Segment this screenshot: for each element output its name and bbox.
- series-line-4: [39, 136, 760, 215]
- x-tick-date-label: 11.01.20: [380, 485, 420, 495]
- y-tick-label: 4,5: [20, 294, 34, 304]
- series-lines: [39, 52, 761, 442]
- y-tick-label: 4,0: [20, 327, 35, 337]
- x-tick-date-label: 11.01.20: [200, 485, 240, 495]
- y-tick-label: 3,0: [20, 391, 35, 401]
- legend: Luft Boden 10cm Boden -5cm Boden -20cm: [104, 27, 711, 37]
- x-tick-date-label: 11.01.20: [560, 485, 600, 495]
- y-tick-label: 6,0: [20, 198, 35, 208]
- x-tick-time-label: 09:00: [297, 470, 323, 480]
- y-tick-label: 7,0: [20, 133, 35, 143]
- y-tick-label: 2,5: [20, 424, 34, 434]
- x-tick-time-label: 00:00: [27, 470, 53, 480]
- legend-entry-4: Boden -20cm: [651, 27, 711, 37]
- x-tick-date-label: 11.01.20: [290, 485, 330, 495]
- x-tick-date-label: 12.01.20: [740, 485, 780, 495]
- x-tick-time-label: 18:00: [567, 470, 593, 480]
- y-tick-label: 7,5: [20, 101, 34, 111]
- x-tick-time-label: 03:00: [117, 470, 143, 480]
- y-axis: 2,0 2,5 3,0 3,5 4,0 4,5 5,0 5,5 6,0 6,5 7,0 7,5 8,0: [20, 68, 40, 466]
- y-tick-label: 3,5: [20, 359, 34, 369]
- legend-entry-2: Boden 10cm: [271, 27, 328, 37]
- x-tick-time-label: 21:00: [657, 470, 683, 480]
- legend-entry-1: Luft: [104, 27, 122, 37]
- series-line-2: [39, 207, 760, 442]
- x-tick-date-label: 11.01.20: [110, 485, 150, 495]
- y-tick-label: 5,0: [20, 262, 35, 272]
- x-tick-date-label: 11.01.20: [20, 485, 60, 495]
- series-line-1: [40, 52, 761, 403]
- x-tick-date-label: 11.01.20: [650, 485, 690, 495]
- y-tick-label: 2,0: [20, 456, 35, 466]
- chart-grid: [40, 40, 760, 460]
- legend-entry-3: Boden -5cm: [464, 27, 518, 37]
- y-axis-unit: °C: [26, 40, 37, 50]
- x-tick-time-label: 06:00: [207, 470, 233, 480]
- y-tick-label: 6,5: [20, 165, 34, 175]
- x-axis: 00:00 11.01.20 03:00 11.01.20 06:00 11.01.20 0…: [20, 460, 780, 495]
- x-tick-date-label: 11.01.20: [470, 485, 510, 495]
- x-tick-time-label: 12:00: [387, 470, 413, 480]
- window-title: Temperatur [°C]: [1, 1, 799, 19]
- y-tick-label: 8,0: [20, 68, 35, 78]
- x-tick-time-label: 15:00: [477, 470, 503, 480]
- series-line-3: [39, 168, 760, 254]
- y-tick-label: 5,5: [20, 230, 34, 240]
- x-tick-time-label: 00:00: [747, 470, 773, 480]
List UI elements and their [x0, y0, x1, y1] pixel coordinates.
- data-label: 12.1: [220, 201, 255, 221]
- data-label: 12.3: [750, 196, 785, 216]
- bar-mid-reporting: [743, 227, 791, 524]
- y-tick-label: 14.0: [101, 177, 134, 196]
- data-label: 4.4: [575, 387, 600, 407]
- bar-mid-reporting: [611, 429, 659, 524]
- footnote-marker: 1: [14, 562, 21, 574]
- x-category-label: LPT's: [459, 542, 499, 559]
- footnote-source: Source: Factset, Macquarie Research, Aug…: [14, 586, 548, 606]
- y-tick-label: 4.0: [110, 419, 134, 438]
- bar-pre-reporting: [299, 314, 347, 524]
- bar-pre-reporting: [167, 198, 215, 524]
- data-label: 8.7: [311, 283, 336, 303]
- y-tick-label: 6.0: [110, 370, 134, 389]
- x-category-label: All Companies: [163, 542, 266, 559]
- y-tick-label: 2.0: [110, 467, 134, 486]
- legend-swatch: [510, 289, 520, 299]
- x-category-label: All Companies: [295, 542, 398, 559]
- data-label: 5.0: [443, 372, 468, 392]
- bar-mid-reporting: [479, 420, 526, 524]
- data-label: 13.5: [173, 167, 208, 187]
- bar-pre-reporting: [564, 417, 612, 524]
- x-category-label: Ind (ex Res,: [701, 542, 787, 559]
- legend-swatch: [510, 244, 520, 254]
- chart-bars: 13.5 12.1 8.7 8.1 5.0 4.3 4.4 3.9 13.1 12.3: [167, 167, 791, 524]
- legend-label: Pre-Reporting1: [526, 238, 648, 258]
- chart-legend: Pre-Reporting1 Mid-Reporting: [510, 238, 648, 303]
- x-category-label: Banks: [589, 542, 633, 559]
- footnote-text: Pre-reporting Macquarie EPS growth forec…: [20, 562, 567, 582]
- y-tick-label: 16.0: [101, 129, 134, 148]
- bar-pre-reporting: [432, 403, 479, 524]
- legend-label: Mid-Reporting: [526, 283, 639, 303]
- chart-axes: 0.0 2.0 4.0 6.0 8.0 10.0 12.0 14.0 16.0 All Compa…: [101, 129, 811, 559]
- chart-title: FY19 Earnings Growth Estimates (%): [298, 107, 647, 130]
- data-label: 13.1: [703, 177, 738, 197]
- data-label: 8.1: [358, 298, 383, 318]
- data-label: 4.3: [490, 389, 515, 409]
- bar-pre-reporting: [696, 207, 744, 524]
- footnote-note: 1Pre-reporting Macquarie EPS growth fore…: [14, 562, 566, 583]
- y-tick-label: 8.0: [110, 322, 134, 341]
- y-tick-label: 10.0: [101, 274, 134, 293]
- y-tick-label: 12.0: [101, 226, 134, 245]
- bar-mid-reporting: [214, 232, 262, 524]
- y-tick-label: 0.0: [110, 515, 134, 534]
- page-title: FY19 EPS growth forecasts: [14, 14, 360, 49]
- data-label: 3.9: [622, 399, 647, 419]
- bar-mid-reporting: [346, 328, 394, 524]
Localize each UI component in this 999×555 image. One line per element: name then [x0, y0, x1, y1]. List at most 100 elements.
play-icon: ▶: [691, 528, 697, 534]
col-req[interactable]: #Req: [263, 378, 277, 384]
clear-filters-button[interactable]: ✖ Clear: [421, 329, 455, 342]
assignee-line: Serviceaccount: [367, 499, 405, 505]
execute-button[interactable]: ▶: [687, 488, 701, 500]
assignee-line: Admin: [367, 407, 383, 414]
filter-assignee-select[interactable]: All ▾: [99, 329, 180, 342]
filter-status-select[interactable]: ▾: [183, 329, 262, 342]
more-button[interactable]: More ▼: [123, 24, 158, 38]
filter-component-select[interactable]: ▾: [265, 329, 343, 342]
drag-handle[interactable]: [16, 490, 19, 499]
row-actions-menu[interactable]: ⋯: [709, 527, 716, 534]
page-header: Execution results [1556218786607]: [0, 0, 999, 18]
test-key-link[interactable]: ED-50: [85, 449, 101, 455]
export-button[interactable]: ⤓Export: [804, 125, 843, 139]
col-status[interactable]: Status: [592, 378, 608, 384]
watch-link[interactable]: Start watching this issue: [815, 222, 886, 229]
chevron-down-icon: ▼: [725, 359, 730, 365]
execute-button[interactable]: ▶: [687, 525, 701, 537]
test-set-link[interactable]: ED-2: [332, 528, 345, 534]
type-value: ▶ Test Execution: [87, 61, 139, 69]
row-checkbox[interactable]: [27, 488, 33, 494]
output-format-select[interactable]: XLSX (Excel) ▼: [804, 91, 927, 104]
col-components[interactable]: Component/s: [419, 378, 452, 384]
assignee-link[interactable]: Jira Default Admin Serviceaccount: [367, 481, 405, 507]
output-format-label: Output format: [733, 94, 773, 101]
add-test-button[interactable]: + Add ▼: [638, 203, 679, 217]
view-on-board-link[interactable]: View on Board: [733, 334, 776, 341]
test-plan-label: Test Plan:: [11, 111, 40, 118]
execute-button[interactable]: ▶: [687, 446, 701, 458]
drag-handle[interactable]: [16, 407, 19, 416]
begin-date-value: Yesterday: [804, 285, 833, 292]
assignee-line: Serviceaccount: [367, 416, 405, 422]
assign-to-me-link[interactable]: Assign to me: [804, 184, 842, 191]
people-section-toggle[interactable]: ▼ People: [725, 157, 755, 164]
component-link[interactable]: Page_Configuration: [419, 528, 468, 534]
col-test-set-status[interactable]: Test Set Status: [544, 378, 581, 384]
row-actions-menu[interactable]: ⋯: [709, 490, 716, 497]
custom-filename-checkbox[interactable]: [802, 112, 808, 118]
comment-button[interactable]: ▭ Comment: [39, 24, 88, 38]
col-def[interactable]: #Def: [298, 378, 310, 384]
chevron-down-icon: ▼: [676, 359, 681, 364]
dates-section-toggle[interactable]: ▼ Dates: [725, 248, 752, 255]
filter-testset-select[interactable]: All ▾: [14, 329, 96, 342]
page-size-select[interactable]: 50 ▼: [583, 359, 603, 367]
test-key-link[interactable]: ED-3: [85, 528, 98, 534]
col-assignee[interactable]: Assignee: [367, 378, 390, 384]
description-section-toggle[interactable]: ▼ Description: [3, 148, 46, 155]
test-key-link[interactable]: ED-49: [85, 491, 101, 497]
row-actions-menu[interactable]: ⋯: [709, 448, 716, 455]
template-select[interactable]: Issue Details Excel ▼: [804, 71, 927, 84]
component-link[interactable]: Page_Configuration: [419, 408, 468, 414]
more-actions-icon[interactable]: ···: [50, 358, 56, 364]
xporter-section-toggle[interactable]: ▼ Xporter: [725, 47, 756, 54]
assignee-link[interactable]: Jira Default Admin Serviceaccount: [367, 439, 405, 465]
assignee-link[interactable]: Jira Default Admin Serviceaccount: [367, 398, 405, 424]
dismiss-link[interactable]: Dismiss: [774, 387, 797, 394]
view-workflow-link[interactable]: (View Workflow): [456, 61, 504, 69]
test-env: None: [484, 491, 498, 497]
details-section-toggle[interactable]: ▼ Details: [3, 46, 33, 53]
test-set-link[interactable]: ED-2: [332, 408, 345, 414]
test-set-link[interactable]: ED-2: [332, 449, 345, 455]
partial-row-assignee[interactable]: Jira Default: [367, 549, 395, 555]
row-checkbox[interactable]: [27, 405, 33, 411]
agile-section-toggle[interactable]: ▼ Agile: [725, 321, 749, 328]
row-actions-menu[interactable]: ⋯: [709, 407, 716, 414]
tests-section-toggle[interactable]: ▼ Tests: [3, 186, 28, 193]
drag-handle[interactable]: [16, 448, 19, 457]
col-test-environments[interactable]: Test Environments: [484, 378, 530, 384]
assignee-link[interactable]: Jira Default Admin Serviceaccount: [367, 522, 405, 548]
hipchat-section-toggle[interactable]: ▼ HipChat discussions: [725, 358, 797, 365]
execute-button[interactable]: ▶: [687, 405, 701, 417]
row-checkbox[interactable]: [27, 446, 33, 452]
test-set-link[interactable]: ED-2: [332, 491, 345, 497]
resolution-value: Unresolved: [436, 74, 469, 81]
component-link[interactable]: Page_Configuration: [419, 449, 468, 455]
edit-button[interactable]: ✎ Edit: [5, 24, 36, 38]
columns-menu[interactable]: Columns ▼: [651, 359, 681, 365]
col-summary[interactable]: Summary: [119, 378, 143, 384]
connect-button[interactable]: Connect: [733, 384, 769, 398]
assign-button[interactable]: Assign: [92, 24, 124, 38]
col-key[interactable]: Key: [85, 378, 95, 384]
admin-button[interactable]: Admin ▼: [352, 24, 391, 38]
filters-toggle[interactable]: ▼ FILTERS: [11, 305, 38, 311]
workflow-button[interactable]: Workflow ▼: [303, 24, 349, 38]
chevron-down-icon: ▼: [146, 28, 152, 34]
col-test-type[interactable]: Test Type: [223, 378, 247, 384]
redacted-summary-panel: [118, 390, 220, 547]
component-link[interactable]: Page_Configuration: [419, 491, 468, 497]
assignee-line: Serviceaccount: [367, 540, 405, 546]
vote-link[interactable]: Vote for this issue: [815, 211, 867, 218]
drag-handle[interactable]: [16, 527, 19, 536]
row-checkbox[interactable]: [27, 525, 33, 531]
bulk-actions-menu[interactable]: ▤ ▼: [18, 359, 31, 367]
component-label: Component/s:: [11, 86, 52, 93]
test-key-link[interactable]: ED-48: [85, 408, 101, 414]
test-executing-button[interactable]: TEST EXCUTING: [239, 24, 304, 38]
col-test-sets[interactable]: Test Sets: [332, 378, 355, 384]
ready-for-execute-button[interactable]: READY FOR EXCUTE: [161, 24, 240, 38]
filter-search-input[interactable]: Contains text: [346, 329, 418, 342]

---*---

Copy the rows from the start of the records through the line that contains "- y-tick-label: 4,0: [20, 327, 35, 337]", swapping "y-tick-label" for "y-axis-label" and leaving everything else unchanged.

Segment this screenshot: for each element output its name and bbox.
- series-line-4: [39, 136, 760, 215]
- x-tick-date-label: 11.01.20: [380, 485, 420, 495]
- y-axis-label: 4,5: [20, 294, 34, 304]
- series-lines: [39, 52, 761, 442]
- y-axis-label: 4,0: [20, 327, 35, 337]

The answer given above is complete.